# [WRITTEN EXERCISE]
Transcribe the entries below exactly.

# [INFORMATION SUPPLIED]
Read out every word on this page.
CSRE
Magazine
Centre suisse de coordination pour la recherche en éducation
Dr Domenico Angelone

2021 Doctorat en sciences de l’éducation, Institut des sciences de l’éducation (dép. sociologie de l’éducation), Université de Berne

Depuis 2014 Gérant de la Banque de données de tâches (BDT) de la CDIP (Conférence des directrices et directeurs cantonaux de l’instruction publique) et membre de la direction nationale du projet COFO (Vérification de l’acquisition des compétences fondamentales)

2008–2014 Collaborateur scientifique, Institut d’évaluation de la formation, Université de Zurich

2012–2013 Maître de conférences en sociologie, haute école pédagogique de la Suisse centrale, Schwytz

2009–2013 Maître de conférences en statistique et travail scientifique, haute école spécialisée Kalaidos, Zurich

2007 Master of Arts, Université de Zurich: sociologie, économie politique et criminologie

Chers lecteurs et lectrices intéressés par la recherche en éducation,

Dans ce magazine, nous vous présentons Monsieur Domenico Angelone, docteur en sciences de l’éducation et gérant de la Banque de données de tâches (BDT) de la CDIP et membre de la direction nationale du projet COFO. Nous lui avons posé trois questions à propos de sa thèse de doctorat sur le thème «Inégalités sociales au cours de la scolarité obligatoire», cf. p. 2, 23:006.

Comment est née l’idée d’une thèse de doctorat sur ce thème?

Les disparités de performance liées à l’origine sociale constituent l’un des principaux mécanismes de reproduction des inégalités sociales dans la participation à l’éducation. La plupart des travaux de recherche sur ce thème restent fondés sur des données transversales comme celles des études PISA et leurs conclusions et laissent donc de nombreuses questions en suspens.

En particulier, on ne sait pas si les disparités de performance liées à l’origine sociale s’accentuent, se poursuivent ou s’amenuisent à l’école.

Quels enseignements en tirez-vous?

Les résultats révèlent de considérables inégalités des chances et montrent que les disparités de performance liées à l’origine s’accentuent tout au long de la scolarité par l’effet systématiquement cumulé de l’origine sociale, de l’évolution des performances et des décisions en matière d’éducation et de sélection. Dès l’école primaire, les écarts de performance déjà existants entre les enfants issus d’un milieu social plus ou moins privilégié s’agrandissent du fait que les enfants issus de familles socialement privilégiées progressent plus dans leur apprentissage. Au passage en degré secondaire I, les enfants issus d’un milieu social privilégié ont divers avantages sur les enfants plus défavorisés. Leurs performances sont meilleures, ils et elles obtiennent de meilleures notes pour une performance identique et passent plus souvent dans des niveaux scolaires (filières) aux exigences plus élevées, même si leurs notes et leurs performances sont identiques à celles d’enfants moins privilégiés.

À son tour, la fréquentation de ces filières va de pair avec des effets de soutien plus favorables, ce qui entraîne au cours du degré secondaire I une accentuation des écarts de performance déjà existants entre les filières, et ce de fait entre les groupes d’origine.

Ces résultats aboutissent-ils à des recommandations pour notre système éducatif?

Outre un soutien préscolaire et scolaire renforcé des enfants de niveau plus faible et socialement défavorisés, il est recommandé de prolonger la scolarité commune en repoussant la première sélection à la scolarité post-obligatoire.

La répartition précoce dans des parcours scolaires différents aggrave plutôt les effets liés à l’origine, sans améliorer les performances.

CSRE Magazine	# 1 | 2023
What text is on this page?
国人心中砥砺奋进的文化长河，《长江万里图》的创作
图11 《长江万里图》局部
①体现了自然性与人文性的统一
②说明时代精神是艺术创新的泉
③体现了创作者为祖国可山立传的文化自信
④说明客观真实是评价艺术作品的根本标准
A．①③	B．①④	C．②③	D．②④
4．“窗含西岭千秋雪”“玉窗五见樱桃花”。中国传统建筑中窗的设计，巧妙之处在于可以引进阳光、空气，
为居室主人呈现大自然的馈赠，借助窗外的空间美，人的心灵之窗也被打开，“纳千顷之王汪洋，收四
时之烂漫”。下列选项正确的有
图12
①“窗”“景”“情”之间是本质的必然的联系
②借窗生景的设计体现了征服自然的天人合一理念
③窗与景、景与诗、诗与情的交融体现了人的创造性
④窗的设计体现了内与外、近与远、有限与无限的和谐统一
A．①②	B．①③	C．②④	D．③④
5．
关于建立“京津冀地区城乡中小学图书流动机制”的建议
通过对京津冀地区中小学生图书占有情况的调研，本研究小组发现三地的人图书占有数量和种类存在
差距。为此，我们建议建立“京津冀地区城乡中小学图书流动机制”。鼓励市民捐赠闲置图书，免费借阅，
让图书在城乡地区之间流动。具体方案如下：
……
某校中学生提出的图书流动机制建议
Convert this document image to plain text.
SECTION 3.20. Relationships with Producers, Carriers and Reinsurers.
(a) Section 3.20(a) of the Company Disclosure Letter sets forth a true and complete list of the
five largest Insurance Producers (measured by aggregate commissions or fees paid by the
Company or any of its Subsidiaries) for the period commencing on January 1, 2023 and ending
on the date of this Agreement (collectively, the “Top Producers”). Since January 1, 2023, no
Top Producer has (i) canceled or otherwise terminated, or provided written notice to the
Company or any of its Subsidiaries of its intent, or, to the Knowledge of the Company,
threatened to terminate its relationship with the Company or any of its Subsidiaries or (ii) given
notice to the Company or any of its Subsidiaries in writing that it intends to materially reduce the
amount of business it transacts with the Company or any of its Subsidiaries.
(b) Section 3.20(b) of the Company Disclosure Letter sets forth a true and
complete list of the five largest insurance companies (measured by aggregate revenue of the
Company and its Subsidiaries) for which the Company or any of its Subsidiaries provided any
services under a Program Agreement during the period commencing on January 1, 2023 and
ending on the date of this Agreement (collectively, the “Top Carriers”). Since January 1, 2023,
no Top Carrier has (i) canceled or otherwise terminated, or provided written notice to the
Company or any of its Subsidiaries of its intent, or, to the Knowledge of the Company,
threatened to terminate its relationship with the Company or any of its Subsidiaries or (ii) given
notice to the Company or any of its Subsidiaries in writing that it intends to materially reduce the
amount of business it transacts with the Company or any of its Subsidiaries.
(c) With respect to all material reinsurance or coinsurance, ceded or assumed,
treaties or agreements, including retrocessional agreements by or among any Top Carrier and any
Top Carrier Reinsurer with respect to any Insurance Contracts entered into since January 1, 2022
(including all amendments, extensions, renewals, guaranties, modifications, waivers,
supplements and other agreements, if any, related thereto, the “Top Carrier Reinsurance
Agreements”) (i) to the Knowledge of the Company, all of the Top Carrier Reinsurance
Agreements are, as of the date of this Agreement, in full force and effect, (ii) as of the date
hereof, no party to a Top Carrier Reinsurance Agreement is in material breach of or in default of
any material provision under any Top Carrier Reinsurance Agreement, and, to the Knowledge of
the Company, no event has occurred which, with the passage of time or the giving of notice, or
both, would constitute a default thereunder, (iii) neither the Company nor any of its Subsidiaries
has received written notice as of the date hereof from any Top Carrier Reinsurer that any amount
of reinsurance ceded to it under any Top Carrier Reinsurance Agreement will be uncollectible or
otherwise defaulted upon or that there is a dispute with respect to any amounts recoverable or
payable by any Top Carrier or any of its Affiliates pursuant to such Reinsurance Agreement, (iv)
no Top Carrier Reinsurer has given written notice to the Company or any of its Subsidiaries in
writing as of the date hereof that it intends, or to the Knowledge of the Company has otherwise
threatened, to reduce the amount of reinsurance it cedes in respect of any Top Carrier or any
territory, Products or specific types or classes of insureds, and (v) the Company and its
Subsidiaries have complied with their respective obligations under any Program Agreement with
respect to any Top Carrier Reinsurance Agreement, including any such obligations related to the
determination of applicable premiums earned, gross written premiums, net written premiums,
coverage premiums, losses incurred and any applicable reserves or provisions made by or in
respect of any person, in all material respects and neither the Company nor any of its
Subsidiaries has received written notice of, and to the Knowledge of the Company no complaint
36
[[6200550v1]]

# [FINISHED TASK]
Read out every word on this page.
CSRE
Magazine
Centre suisse de coordination pour la recherche en éducation
Dr Domenico Angelone

2021 Doctorat en sciences de l’éducation, Institut des sciences de l’éducation (dép. sociologie de l’éducation), Université de Berne

Depuis 2014 Gérant de la Banque de données de tâches (BDT) de la CDIP (Conférence des directrices et directeurs cantonaux de l’instruction publique) et membre de la direction nationale du projet COFO (Vérification de l’acquisition des compétences fondamentales)

2008–2014 Collaborateur scientifique, Institut d’évaluation de la formation, Université de Zurich

2012–2013 Maître de conférences en sociologie, haute école pédagogique de la Suisse centrale, Schwytz

2009–2013 Maître de conférences en statistique et travail scientifique, haute école spécialisée Kalaidos, Zurich

2007 Master of Arts, Université de Zurich: sociologie, économie politique et criminologie

Chers lecteurs et lectrices intéressés par la recherche en éducation,

Dans ce magazine, nous vous présentons Monsieur Domenico Angelone, docteur en sciences de l’éducation et gérant de la Banque de données de tâches (BDT) de la CDIP et membre de la direction nationale du projet COFO. Nous lui avons posé trois questions à propos de sa thèse de doctorat sur le thème «Inégalités sociales au cours de la scolarité obligatoire», cf. p. 2, 23:006.

Comment est née l’idée d’une thèse de doctorat sur ce thème?

Les disparités de performance liées à l’origine sociale constituent l’un des principaux mécanismes de reproduction des inégalités sociales dans la participation à l’éducation. La plupart des travaux de recherche sur ce thème restent fondés sur des données transversales comme celles des études PISA et leurs conclusions et laissent donc de nombreuses questions en suspens.

En particulier, on ne sait pas si les disparités de performance liées à l’origine sociale s’accentuent, se poursuivent ou s’amenuisent à l’école.

Quels enseignements en tirez-vous?

Les résultats révèlent de considérables inégalités des chances et montrent que les disparités de performance liées à l’origine s’accentuent tout au long de la scolarité par l’effet systématiquement cumulé de l’origine sociale, de l’évolution des performances et des décisions en matière d’éducation et de sélection. Dès l’école primaire, les écarts de performance déjà existants entre les enfants issus d’un milieu social plus ou moins privilégié s’agrandissent du fait que les enfants issus de familles socialement privilégiées progressent plus dans leur apprentissage. Au passage en degré secondaire I, les enfants issus d’un milieu social privilégié ont divers avantages sur les enfants plus défavorisés. Leurs performances sont meilleures, ils et elles obtiennent de meilleures notes pour une performance identique et passent plus souvent dans des niveaux scolaires (filières) aux exigences plus élevées, même si leurs notes et leurs performances sont identiques à celles d’enfants moins privilégiés.

À son tour, la fréquentation de ces filières va de pair avec des effets de soutien plus favorables, ce qui entraîne au cours du degré secondaire I une accentuation des écarts de performance déjà existants entre les filières, et ce de fait entre les groupes d’origine.

Ces résultats aboutissent-ils à des recommandations pour notre système éducatif?

Outre un soutien préscolaire et scolaire renforcé des enfants de niveau plus faible et socialement défavorisés, il est recommandé de prolonger la scolarité commune en repoussant la première sélection à la scolarité post-obligatoire.

La répartition précoce dans des parcours scolaires différents aggrave plutôt les effets liés à l’origine, sans améliorer les performances.

CSRE Magazine	# 1 | 2023
What text is on this page?
国人心中砥砺奋进的文化长河，《长江万里图》的创作
图11 《长江万里图》局部
①体现了自然性与人文性的统一
②说明时代精神是艺术创新的泉
③体现了创作者为祖国可山立传的文化自信
④说明客观真实是评价艺术作品的根本标准
A．①③	B．①④	C．②③	D．②④
4．“窗含西岭千秋雪”“玉窗五见樱桃花”。中国传统建筑中窗的设计，巧妙之处在于可以引进阳光、空气，
为居室主人呈现大自然的馈赠，借助窗外的空间美，人的心灵之窗也被打开，“纳千顷之王汪洋，收四
时之烂漫”。下列选项正确的有
图12
①“窗”“景”“情”之间是本质的必然的联系
②借窗生景的设计体现了征服自然的天人合一理念
③窗与景、景与诗、诗与情的交融体现了人的创造性
④窗的设计体现了内与外、近与远、有限与无限的和谐统一
A．①②	B．①③	C．②④	D．③④
5．
关于建立“京津冀地区城乡中小学图书流动机制”的建议
通过对京津冀地区中小学生图书占有情况的调研，本研究小组发现三地的人图书占有数量和种类存在
差距。为此，我们建议建立“京津冀地区城乡中小学图书流动机制”。鼓励市民捐赠闲置图书，免费借阅，
让图书在城乡地区之间流动。具体方案如下：
……
某校中学生提出的图书流动机制建议
Convert this document image to plain text.
SECTION 3.20. Relationships with Producers, Carriers and Reinsurers.
(a) Section 3.20(a) of the Company Disclosure Letter sets forth a true and complete list of the
five largest Insurance Producers (measured by aggregate commissions or fees paid by the
Company or any of its Subsidiaries) for the period commencing on January 1, 2023 and ending
on the date of this Agreement (collectively, the “Top Producers”). Since January 1, 2023, no
Top Producer has (i) canceled or otherwise terminated, or provided written notice to the
Company or any of its Subsidiaries of its intent, or, to the Knowledge of the Company,
threatened to terminate its relationship with the Company or any of its Subsidiaries or (ii) given
notice to the Company or any of its Subsidiaries in writing that it intends to materially reduce the
amount of business it transacts with the Company or any of its Subsidiaries.
(b) Section 3.20(b) of the Company Disclosure Letter sets forth a true and
complete list of the five largest insurance companies (measured by aggregate revenue of the
Company and its Subsidiaries) for which the Company or any of its Subsidiaries provided any
services under a Program Agreement during the period commencing on January 1, 2023 and
ending on the date of this Agreement (collectively, the “Top Carriers”). Since January 1, 2023,
no Top Carrier has (i) canceled or otherwise terminated, or provided written notice to the
Company or any of its Subsidiaries of its intent, or, to the Knowledge of the Company,
threatened to terminate its relationship with the Company or any of its Subsidiaries or (ii) given
notice to the Company or any of its Subsidiaries in writing that it intends to materially reduce the
amount of business it transacts with the Company or any of its Subsidiaries.
(c) With respect to all material reinsurance or coinsurance, ceded or assumed,
treaties or agreements, including retrocessional agreements by or among any Top Carrier and any
Top Carrier Reinsurer with respect to any Insurance Contracts entered into since January 1, 2022
(including all amendments, extensions, renewals, guaranties, modifications, waivers,
supplements and other agreements, if any, related thereto, the “Top Carrier Reinsurance
Agreements”) (i) to the Knowledge of the Company, all of the Top Carrier Reinsurance
Agreements are, as of the date of this Agreement, in full force and effect, (ii) as of the date
hereof, no party to a Top Carrier Reinsurance Agreement is in material breach of or in default of
any material provision under any Top Carrier Reinsurance Agreement, and, to the Knowledge of
the Company, no event has occurred which, with the passage of time or the giving of notice, or
both, would constitute a default thereunder, (iii) neither the Company nor any of its Subsidiaries
has received written notice as of the date hereof from any Top Carrier Reinsurer that any amount
of reinsurance ceded to it under any Top Carrier Reinsurance Agreement will be uncollectible or
otherwise defaulted upon or that there is a dispute with respect to any amounts recoverable or
payable by any Top Carrier or any of its Affiliates pursuant to such Reinsurance Agreement, (iv)
no Top Carrier Reinsurer has given written notice to the Company or any of its Subsidiaries in
writing as of the date hereof that it intends, or to the Knowledge of the Company has otherwise
threatened, to reduce the amount of reinsurance it cedes in respect of any Top Carrier or any
territory, Products or specific types or classes of insureds, and (v) the Company and its
Subsidiaries have complied with their respective obligations under any Program Agreement with
respect to any Top Carrier Reinsurance Agreement, including any such obligations related to the
determination of applicable premiums earned, gross written premiums, net written premiums,
coverage premiums, losses incurred and any applicable reserves or provisions made by or in
respect of any person, in all material respects and neither the Company nor any of its
Subsidiaries has received written notice of, and to the Knowledge of the Company no complaint
36
[[6200550v1]]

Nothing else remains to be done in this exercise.